• Your goal: The records below need retyping in full; give them again exactly.

• Given records:
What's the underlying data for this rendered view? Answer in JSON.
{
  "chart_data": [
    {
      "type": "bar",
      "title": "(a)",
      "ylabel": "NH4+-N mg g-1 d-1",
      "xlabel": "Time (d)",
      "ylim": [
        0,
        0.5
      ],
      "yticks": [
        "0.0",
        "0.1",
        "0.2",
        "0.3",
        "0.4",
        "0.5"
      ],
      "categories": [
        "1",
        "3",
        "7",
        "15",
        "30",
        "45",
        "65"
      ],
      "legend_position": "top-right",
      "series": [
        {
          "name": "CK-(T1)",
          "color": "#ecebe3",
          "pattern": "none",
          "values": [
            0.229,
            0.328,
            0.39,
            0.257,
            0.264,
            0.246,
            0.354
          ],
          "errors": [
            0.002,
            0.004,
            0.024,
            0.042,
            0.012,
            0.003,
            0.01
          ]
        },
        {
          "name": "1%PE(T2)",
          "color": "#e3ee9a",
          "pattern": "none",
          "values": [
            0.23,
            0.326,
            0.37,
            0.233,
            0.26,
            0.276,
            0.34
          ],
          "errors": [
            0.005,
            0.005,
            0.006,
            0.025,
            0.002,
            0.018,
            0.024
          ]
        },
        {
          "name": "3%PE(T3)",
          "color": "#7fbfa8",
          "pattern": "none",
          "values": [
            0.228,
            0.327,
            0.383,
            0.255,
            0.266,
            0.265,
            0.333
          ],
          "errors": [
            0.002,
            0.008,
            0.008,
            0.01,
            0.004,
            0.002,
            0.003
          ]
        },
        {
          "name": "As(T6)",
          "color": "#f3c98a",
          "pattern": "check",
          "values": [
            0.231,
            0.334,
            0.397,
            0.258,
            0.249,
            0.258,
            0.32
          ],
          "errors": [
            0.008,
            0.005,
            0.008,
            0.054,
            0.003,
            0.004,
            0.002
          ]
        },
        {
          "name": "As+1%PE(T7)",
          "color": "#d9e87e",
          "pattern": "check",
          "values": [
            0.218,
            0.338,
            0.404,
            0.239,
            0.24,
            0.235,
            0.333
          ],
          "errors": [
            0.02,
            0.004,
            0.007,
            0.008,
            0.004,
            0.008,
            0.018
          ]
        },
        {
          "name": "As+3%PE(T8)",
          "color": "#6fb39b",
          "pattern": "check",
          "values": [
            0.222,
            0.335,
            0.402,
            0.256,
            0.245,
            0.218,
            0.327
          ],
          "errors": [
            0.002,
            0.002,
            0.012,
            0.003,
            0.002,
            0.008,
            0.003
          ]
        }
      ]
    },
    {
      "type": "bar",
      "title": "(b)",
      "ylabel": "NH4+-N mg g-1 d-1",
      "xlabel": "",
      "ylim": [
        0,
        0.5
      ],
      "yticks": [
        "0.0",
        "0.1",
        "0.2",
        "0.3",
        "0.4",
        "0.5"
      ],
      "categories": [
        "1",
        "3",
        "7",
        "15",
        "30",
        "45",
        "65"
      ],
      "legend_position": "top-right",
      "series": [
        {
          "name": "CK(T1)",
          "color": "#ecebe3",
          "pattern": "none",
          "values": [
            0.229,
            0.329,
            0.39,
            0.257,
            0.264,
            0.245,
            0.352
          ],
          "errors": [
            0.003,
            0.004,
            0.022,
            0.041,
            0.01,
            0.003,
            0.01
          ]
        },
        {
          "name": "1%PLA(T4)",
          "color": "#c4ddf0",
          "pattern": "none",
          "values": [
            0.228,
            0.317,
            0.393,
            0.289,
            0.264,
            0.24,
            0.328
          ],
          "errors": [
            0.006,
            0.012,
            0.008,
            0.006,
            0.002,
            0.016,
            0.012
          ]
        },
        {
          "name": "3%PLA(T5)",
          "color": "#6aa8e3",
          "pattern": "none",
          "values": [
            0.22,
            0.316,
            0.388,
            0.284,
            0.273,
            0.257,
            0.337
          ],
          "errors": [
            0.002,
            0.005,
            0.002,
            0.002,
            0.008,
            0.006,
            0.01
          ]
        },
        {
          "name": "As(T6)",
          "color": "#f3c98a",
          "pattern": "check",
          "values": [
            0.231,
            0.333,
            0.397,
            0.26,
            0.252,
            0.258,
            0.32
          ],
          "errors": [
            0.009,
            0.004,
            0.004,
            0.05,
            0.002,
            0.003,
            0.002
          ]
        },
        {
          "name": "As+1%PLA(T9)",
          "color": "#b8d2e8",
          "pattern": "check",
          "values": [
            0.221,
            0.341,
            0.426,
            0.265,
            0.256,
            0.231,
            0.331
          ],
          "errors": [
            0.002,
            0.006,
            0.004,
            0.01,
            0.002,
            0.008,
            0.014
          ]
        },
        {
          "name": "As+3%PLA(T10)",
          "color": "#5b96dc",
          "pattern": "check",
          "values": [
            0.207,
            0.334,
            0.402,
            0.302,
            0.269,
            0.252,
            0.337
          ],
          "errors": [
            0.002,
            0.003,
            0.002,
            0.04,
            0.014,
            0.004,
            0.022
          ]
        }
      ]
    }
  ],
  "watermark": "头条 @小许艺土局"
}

• Problem solution:
What's the underlying data for this rendered view? Answer in JSON.
{
  "chart_data": [
    {
      "type": "bar",
      "title": "(a)",
      "ylabel": "NH4+-N mg g-1 d-1",
      "xlabel": "Time (d)",
      "ylim": [
        0,
        0.5
      ],
      "yticks": [
        "0.0",
        "0.1",
        "0.2",
        "0.3",
        "0.4",
        "0.5"
      ],
      "categories": [
        "1",
        "3",
        "7",
        "15",
        "30",
        "45",
        "65"
      ],
      "legend_position": "top-right",
      "series": [
        {
          "name": "CK-(T1)",
          "color": "#ecebe3",
          "pattern": "none",
          "values": [
            0.229,
            0.328,
            0.39,
            0.257,
            0.264,
            0.246,
            0.354
          ],
          "errors": [
            0.002,
            0.004,
            0.024,
            0.042,
            0.012,
            0.003,
            0.01
          ]
        },
        {
          "name": "1%PE(T2)",
          "color": "#e3ee9a",
          "pattern": "none",
          "values": [
            0.23,
            0.326,
            0.37,
            0.233,
            0.26,
            0.276,
            0.34
          ],
          "errors": [
            0.005,
            0.005,
            0.006,
            0.025,
            0.002,
            0.018,
            0.024
          ]
        },
        {
          "name": "3%PE(T3)",
          "color": "#7fbfa8",
          "pattern": "none",
          "values": [
            0.228,
            0.327,
            0.383,
            0.255,
            0.266,
            0.265,
            0.333
          ],
          "errors": [
            0.002,
            0.008,
            0.008,
            0.01,
            0.004,
            0.002,
            0.003
          ]
        },
        {
          "name": "As(T6)",
          "color": "#f3c98a",
          "pattern": "check",
          "values": [
            0.231,
            0.334,
            0.397,
            0.258,
            0.249,
            0.258,
            0.32
          ],
          "errors": [
            0.008,
            0.005,
            0.008,
            0.054,
            0.003,
            0.004,
            0.002
          ]
        },
        {
          "name": "As+1%PE(T7)",
          "color": "#d9e87e",
          "pattern": "check",
          "values": [
            0.218,
            0.338,
            0.404,
            0.239,
            0.24,
            0.235,
            0.333
          ],
          "errors": [
            0.02,
            0.004,
            0.007,
            0.008,
            0.004,
            0.008,
            0.018
          ]
        },
        {
          "name": "As+3%PE(T8)",
          "color": "#6fb39b",
          "pattern": "check",
          "values": [
            0.222,
            0.335,
            0.402,
            0.256,
            0.245,
            0.218,
            0.327
          ],
          "errors": [
            0.002,
            0.002,
            0.012,
            0.003,
            0.002,
            0.008,
            0.003
          ]
        }
      ]
    },
    {
      "type": "bar",
      "title": "(b)",
      "ylabel": "NH4+-N mg g-1 d-1",
      "xlabel": "",
      "ylim": [
        0,
        0.5
      ],
      "yticks": [
        "0.0",
        "0.1",
        "0.2",
        "0.3",
        "0.4",
        "0.5"
      ],
      "categories": [
        "1",
        "3",
        "7",
        "15",
        "30",
        "45",
        "65"
      ],
      "legend_position": "top-right",
      "series": [
        {
          "name": "CK(T1)",
          "color": "#ecebe3",
          "pattern": "none",
          "values": [
            0.229,
            0.329,
            0.39,
            0.257,
            0.264,
            0.245,
            0.352
          ],
          "errors": [
            0.003,
            0.004,
            0.022,
            0.041,
            0.01,
            0.003,
            0.01
          ]
        },
        {
          "name": "1%PLA(T4)",
          "color": "#c4ddf0",
          "pattern": "none",
          "values": [
            0.228,
            0.317,
            0.393,
            0.289,
            0.264,
            0.24,
            0.328
          ],
          "errors": [
            0.006,
            0.012,
            0.008,
            0.006,
            0.002,
            0.016,
            0.012
          ]
        },
        {
          "name": "3%PLA(T5)",
          "color": "#6aa8e3",
          "pattern": "none",
          "values": [
            0.22,
            0.316,
            0.388,
            0.284,
            0.273,
            0.257,
            0.337
          ],
          "errors": [
            0.002,
            0.005,
            0.002,
            0.002,
            0.008,
            0.006,
            0.01
          ]
        },
        {
          "name": "As(T6)",
          "color": "#f3c98a",
          "pattern": "check",
          "values": [
            0.231,
            0.333,
            0.397,
            0.26,
            0.252,
            0.258,
            0.32
          ],
          "errors": [
            0.009,
            0.004,
            0.004,
            0.05,
            0.002,
            0.003,
            0.002
          ]
        },
        {
          "name": "As+1%PLA(T9)",
          "color": "#b8d2e8",
          "pattern": "check",
          "values": [
            0.221,
            0.341,
            0.426,
            0.265,
            0.256,
            0.231,
            0.331
          ],
          "errors": [
            0.002,
            0.006,
            0.004,
            0.01,
            0.002,
            0.008,
            0.014
          ]
        },
        {
          "name": "As+3%PLA(T10)",
          "color": "#5b96dc",
          "pattern": "check",
          "values": [
            0.207,
            0.334,
            0.402,
            0.302,
            0.269,
            0.252,
            0.337
          ],
          "errors": [
            0.002,
            0.003,
            0.002,
            0.04,
            0.014,
            0.004,
            0.022
          ]
        }
      ]
    }
  ],
  "watermark": "头条 @小许艺土局"
}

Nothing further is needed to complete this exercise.